Every line from the line containing "Convert this document image to plain text." through the final line of the data is to be printed exactly; no other line is to appear.

◆ **Data entries**:
□ □ □ □ □ □ □
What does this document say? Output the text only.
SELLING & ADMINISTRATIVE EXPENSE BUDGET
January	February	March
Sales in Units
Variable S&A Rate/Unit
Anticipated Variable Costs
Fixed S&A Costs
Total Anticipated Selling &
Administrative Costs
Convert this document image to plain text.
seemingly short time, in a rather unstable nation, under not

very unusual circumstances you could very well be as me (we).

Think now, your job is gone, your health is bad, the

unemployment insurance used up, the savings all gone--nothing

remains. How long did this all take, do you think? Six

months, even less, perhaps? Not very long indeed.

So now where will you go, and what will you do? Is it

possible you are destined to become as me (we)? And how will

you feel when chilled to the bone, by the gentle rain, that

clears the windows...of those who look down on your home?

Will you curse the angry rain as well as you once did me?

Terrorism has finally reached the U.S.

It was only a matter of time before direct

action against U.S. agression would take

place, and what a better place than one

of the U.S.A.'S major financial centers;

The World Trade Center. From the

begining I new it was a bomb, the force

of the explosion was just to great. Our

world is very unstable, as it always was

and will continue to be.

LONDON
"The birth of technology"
□ □ □ □ □ □ □
◆ **Problem solution**:
Convert this document image to plain text.
seemingly short time, in a rather unstable nation, under not

very unusual circumstances you could very well be as me (we).

Think now, your job is gone, your health is bad, the

unemployment insurance used up, the savings all gone--nothing

remains. How long did this all take, do you think? Six

months, even less, perhaps? Not very long indeed.

So now where will you go, and what will you do? Is it

possible you are destined to become as me (we)? And how will

you feel when chilled to the bone, by the gentle rain, that

clears the windows...of those who look down on your home?

Will you curse the angry rain as well as you once did me?

Terrorism has finally reached the U.S.

It was only a matter of time before direct

action against U.S. agression would take

place, and what a better place than one

of the U.S.A.'S major financial centers;

The World Trade Center. From the

begining I new it was a bomb, the force

of the explosion was just to great. Our

world is very unstable, as it always was

and will continue to be.

LONDON
"The birth of technology"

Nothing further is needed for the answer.